• **Requirements**:
Set each record down exactly, excluding all images.
------ Material shown ------
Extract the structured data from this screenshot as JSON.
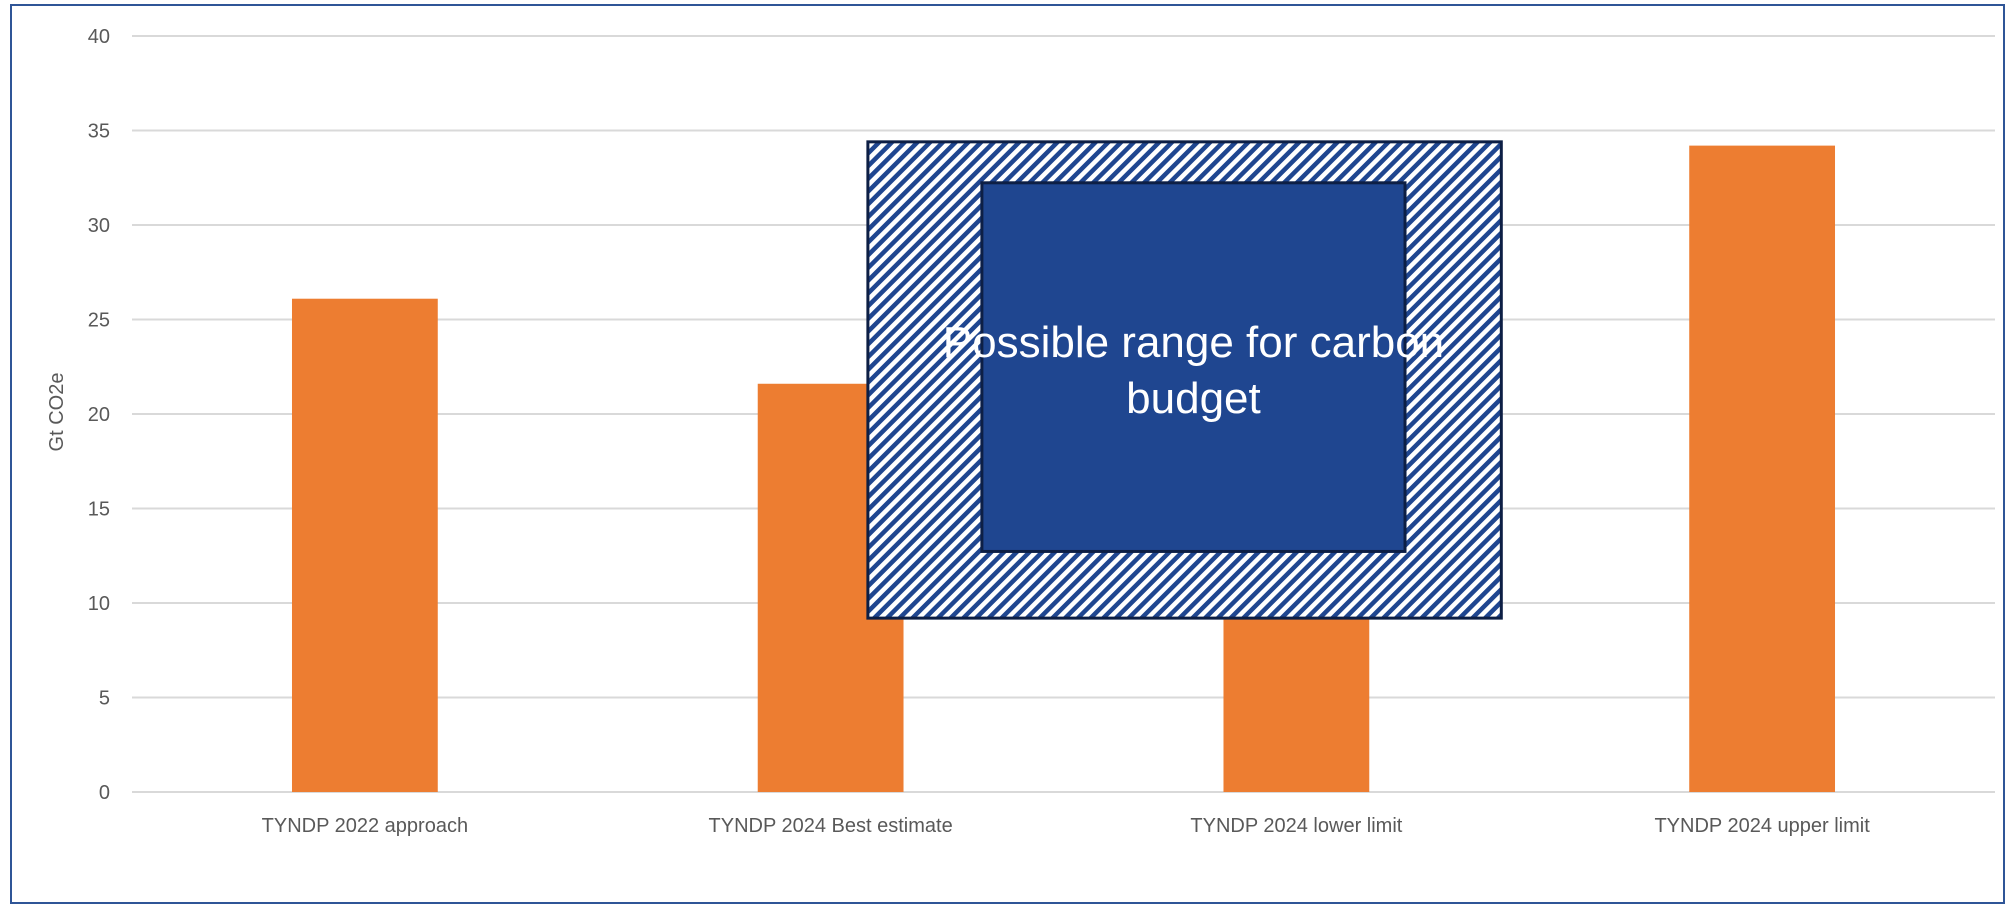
{
  "chart_data": {
    "type": "bar",
    "categories": [
      "TYNDP 2022 approach",
      "TYNDP 2024 Best estimate",
      "TYNDP 2024 lower limit",
      "TYNDP 2024 upper limit"
    ],
    "values": [
      26.1,
      21.6,
      9.4,
      34.2
    ],
    "ylabel": "Gt CO2e",
    "ylim": [
      0,
      40
    ],
    "yticks": [
      0,
      5,
      10,
      15,
      20,
      25,
      30,
      35,
      40
    ],
    "grid": true,
    "bar_color": "#ed7d31",
    "callout": {
      "lines": [
        "Possible range for carbon",
        "budget"
      ],
      "range_low": 9.2,
      "range_high": 34.4,
      "fill_color": "#1f4690",
      "hatch_color": "#1f4690"
    }
  }
}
------
• **Solution**:
Extract the structured data from this screenshot as JSON.
{
  "chart_data": {
    "type": "bar",
    "categories": [
      "TYNDP 2022 approach",
      "TYNDP 2024 Best estimate",
      "TYNDP 2024 lower limit",
      "TYNDP 2024 upper limit"
    ],
    "values": [
      26.1,
      21.6,
      9.4,
      34.2
    ],
    "ylabel": "Gt CO2e",
    "ylim": [
      0,
      40
    ],
    "yticks": [
      0,
      5,
      10,
      15,
      20,
      25,
      30,
      35,
      40
    ],
    "grid": true,
    "bar_color": "#ed7d31",
    "callout": {
      "lines": [
        "Possible range for carbon",
        "budget"
      ],
      "range_low": 9.2,
      "range_high": 34.4,
      "fill_color": "#1f4690",
      "hatch_color": "#1f4690"
    }
  }
}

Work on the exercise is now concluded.